>> START DATASET ENTRIES

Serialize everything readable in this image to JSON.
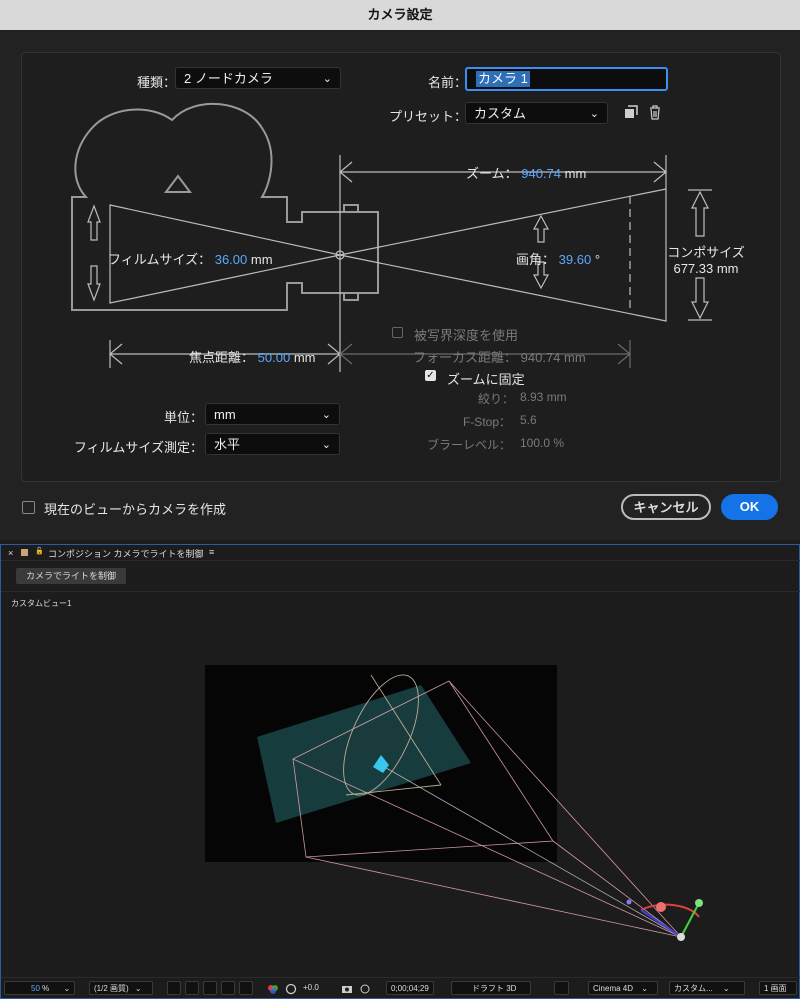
{
  "dialog": {
    "title": "カメラ設定",
    "type_label": "種類：",
    "type_value": "2 ノードカメラ",
    "name_label": "名前：",
    "name_value": "カメラ 1",
    "preset_label": "プリセット：",
    "preset_value": "カスタム",
    "zoom_label": "ズーム：",
    "zoom_value": "940.74",
    "zoom_unit": "mm",
    "film_label": "フィルムサイズ：",
    "film_value": "36.00",
    "film_unit": "mm",
    "angle_label": "画角：",
    "angle_value": "39.60",
    "angle_unit": "°",
    "comp_size_label": "コンポサイズ",
    "comp_size_value": "677.33 mm",
    "focal_label": "焦点距離：",
    "focal_value": "50.00",
    "focal_unit": "mm",
    "dof_label": "被写界深度を使用",
    "dof_checked": false,
    "focus_dist_label": "フォーカス距離：",
    "focus_dist_value": "940.74 mm",
    "lock_zoom_label": "ズームに固定",
    "lock_zoom_checked": true,
    "aperture_label": "絞り：",
    "aperture_value": "8.93 mm",
    "fstop_label": "F-Stop：",
    "fstop_value": "5.6",
    "blur_label": "ブラーレベル：",
    "blur_value": "100.0 %",
    "units_label": "単位：",
    "units_value": "mm",
    "measure_label": "フィルムサイズ測定：",
    "measure_value": "水平",
    "create_from_view_label": "現在のビューからカメラを作成",
    "cancel_label": "キャンセル",
    "ok_label": "OK",
    "chevron": "⌄"
  },
  "comp": {
    "close_glyph": "×",
    "lock_glyph": "🔓",
    "tab_title": "コンポジション カメラでライトを制御",
    "menu_glyph": "≡",
    "breadcrumb": "カメラでライトを制御",
    "view_label": "カスタムビュー1",
    "zoom_value": "50",
    "zoom_unit": "%",
    "resolution": "(1/2 画質)",
    "exposure": "+0.0",
    "timecode": "0;00;04;29",
    "renderer_label": "ドラフト 3D",
    "engine": "Cinema 4D",
    "view_select": "カスタム...",
    "layout_select": "1 画面"
  },
  "colors": {
    "accent": "#1473e6",
    "value_blue": "#5aa8ff",
    "teal": "#1f5a5a"
  }
}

>> END DATASET ENTRIES

● GIVEN INSTRUCTION: Lines containing the word "カメラでライトを制御" are to be counted in the listing; state their number alone.

● WRITTEN SOLUTION: 2